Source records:
* BEGIN *
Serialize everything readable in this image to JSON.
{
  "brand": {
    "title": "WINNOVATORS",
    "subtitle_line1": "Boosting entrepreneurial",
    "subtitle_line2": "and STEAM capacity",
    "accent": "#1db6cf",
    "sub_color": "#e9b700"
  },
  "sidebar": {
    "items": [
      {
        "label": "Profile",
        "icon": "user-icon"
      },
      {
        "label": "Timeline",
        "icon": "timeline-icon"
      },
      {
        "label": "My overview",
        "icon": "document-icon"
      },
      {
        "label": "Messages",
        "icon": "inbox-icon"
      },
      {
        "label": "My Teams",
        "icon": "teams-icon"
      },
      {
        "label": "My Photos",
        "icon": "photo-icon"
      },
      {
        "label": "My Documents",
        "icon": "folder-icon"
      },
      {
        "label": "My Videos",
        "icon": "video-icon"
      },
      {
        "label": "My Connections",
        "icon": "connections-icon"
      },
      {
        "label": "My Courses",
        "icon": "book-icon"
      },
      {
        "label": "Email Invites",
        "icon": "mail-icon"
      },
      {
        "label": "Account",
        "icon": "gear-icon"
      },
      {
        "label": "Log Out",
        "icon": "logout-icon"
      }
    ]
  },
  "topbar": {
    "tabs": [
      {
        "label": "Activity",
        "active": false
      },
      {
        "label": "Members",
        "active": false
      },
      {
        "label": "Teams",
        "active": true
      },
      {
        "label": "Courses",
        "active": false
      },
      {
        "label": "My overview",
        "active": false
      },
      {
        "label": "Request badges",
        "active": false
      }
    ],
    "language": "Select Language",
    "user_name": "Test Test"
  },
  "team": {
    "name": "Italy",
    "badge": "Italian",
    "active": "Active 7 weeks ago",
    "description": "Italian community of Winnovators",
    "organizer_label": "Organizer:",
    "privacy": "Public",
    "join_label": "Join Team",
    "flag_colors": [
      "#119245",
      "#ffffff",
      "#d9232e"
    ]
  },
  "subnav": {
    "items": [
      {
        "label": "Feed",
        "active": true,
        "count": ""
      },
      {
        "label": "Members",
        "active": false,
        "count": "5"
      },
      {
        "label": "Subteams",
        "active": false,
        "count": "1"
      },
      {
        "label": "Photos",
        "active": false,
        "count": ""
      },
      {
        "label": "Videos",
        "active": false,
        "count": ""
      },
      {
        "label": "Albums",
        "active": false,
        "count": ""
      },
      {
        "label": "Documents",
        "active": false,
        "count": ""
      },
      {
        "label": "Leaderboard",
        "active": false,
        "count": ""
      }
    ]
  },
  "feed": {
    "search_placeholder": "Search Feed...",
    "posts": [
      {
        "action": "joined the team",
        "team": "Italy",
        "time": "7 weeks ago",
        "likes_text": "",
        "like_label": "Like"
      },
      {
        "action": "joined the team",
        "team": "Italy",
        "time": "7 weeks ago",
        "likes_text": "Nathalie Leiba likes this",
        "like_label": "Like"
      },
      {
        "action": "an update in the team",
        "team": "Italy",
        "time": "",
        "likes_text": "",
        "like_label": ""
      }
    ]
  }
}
* END *
* BEGIN *
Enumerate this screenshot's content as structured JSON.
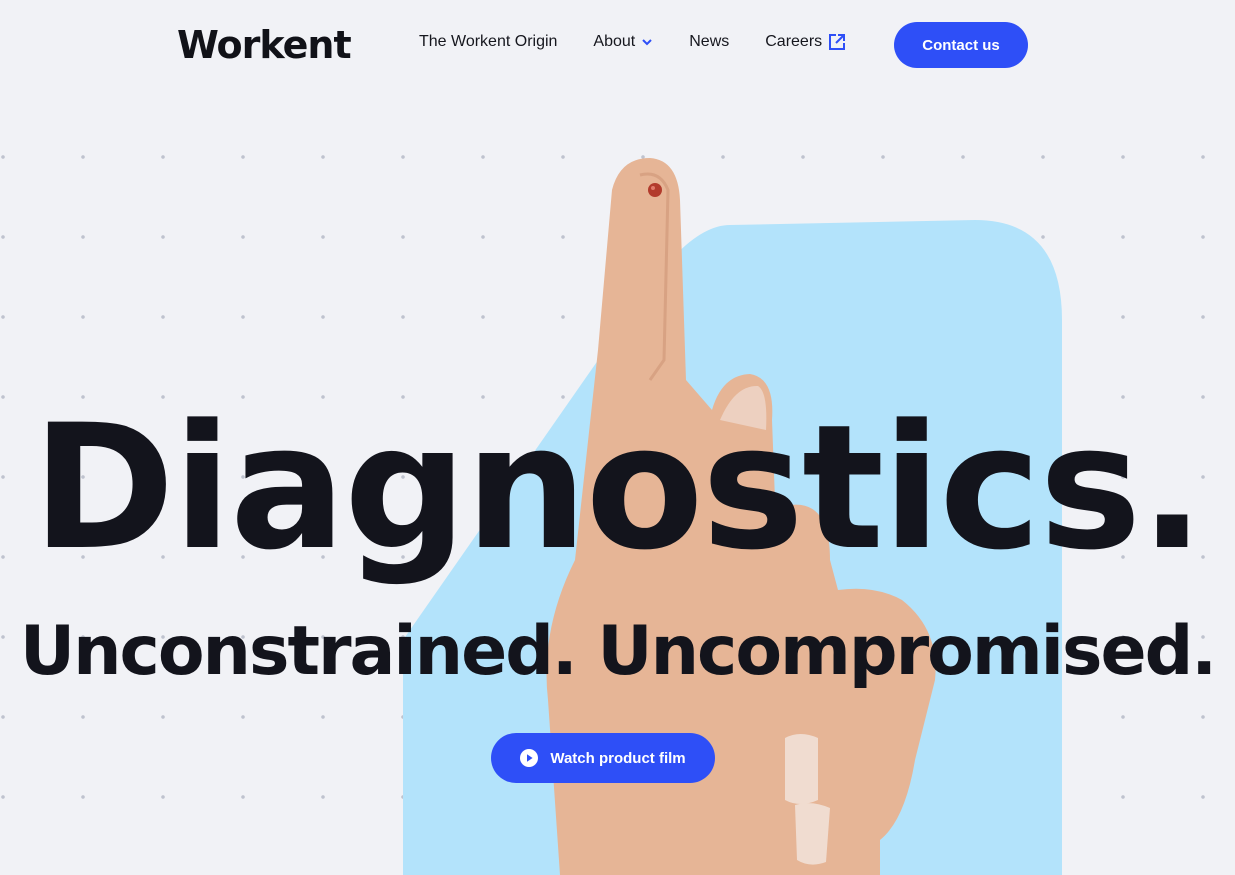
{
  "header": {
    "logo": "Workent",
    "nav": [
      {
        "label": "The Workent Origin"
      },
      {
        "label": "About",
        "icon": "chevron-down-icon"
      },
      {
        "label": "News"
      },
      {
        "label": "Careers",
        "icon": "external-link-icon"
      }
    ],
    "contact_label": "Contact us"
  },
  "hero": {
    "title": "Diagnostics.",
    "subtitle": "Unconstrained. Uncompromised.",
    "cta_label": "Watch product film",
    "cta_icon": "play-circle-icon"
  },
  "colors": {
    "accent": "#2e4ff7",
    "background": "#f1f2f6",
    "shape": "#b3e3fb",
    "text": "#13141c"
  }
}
* END *
Instruction:
Collect each line of the entries that has the word "Italian", copying it in full.

Complete output:
    "badge": "Italian",
    "description": "Italian community of Winnovators",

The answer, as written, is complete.